What this task involves → Search the entries for the word "Monthly" and pull out each line that has it.

Task material →
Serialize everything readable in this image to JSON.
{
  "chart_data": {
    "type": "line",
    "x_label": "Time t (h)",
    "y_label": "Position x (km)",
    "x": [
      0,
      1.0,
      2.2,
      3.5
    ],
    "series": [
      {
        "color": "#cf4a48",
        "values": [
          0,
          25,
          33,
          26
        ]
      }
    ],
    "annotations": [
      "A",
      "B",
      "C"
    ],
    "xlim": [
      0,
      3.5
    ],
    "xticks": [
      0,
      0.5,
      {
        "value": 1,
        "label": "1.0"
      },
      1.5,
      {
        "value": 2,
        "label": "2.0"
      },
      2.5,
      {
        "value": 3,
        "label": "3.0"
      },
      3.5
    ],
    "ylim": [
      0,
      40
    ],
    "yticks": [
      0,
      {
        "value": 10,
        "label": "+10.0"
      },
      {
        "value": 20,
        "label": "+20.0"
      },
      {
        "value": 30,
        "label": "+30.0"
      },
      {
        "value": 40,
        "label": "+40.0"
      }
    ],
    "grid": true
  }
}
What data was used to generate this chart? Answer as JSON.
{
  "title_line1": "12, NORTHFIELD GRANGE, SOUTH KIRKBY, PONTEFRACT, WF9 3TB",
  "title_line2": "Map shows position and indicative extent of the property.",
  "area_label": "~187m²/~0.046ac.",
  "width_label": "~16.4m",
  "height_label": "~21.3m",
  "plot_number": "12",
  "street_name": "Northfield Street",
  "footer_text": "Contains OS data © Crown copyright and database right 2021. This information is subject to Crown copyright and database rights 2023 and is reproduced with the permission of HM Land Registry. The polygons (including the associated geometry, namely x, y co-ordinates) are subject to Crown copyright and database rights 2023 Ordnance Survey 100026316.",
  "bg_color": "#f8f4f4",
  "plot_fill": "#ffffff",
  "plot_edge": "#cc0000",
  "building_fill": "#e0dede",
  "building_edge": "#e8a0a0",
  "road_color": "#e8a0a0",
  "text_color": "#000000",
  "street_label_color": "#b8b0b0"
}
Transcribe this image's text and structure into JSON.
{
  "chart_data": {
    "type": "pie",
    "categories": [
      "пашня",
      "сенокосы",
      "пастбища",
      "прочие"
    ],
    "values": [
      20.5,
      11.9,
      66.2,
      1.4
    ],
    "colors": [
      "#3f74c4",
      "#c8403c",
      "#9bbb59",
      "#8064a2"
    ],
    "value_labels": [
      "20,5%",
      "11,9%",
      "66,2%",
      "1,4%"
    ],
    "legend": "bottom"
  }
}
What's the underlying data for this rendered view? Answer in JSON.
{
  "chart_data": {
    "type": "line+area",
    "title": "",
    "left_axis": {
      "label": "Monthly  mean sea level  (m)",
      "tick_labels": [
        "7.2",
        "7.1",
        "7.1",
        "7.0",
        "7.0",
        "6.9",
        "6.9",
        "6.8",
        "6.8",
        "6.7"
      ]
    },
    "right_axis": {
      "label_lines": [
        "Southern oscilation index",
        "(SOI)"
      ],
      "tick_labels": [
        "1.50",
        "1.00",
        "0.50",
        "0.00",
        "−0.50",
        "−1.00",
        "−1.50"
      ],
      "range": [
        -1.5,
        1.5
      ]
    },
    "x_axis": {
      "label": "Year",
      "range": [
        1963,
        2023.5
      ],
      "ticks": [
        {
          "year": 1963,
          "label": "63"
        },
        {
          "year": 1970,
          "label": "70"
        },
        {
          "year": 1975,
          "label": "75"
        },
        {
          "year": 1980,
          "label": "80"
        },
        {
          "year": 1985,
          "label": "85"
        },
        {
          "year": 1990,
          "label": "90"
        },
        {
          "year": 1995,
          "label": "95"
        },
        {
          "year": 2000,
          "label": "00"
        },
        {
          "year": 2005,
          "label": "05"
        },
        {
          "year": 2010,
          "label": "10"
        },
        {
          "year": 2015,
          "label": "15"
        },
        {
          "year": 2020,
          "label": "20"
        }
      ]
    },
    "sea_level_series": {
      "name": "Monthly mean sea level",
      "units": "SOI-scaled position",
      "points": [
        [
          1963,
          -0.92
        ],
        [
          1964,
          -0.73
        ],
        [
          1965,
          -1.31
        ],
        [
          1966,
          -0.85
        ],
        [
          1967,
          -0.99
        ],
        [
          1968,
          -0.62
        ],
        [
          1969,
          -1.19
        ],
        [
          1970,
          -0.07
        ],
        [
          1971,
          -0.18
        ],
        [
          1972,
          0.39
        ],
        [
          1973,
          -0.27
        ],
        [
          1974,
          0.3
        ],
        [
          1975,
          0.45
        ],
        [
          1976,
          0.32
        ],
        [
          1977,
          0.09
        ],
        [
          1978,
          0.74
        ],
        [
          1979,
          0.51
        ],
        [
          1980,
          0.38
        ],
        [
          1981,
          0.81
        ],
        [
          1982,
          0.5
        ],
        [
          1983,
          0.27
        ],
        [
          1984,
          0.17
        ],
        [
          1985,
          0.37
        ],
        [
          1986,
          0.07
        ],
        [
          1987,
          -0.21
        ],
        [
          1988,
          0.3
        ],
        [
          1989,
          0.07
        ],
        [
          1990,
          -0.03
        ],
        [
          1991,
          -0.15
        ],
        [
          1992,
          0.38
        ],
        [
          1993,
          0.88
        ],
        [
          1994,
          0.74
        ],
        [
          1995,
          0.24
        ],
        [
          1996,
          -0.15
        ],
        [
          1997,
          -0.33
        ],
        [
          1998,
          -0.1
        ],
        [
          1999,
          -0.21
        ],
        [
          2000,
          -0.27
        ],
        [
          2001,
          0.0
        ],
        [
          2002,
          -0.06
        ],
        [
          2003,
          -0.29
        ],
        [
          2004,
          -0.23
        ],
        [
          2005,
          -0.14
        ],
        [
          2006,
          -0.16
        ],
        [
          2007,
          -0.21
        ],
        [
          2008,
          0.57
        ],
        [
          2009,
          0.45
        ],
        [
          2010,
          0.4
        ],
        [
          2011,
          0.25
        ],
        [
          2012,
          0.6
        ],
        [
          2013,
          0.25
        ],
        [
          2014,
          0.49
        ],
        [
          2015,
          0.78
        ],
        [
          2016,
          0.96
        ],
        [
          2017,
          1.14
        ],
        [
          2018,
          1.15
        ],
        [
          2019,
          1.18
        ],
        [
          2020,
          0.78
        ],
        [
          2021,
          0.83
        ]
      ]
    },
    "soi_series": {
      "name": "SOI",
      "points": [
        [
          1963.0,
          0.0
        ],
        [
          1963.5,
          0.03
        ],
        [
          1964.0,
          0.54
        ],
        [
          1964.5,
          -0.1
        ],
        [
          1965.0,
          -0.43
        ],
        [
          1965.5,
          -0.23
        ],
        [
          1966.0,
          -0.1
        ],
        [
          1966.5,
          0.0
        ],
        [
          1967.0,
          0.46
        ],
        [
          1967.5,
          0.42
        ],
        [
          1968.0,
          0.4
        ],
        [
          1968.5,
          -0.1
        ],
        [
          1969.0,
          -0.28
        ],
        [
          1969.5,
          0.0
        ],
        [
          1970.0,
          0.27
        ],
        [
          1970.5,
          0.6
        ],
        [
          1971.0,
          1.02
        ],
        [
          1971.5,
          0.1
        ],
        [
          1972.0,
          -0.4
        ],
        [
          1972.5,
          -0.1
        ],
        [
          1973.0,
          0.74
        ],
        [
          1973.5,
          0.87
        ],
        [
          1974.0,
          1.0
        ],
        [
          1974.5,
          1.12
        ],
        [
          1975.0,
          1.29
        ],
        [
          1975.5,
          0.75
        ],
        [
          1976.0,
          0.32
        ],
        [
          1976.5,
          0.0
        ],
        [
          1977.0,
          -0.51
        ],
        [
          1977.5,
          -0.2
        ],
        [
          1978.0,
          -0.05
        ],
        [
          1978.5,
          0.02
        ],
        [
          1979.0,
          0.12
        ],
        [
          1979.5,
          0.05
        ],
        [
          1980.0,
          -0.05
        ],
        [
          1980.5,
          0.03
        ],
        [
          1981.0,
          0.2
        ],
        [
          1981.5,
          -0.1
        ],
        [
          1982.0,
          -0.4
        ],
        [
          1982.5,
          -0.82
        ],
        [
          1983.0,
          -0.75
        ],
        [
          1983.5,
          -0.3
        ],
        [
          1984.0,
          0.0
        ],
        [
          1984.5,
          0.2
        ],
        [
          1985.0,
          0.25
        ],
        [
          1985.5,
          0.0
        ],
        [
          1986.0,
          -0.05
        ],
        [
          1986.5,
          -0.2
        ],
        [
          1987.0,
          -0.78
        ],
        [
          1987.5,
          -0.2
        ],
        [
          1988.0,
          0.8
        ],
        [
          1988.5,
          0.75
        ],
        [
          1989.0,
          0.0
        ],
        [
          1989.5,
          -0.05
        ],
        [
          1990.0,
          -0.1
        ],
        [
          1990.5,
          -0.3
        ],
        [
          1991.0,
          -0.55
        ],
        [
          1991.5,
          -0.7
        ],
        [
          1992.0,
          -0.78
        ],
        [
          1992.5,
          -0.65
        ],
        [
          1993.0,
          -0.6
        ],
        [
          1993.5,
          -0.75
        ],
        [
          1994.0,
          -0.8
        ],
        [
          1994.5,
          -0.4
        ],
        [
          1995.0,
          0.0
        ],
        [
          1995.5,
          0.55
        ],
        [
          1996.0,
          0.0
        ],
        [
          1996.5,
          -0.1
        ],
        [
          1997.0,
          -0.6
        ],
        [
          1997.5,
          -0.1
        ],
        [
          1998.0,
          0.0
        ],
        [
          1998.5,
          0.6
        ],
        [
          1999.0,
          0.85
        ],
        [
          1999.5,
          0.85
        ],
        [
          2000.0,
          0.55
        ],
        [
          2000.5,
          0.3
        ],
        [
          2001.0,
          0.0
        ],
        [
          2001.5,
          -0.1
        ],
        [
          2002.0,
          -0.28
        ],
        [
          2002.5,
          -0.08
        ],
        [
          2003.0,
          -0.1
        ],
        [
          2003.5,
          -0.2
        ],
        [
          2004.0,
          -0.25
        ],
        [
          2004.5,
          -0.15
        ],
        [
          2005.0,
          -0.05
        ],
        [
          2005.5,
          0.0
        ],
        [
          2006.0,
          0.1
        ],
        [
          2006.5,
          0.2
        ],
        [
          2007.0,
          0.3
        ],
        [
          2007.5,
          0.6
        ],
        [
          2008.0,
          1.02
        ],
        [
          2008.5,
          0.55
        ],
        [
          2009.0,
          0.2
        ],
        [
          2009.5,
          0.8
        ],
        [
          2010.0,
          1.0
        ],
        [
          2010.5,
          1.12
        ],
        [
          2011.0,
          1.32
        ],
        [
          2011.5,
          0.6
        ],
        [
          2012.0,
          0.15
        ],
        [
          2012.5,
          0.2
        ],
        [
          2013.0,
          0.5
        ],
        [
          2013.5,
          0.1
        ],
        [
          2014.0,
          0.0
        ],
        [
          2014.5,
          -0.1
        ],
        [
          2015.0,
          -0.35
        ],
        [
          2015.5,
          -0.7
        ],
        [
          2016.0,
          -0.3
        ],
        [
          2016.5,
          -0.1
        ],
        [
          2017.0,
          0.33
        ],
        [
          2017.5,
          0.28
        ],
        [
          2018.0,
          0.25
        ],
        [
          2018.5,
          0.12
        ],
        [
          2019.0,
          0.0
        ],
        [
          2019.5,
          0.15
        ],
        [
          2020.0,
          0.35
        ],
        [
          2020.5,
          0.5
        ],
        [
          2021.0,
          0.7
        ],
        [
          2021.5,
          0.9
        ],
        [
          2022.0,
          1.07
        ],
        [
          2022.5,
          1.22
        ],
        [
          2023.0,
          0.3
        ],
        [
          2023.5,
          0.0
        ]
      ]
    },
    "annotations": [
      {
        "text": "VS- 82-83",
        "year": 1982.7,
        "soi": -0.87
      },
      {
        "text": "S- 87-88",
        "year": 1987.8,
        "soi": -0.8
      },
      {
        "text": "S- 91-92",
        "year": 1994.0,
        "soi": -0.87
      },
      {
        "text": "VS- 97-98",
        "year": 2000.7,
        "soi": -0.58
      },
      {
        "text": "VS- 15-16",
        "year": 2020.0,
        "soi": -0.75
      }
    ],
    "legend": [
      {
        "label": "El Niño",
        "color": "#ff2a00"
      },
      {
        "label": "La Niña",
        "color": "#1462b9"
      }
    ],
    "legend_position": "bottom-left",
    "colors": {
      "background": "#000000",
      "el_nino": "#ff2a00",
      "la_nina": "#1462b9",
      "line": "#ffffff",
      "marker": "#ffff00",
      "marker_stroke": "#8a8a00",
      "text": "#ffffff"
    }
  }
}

Correct result →
      "label": "Monthly  mean sea level  (m)",
      "name": "Monthly mean sea level",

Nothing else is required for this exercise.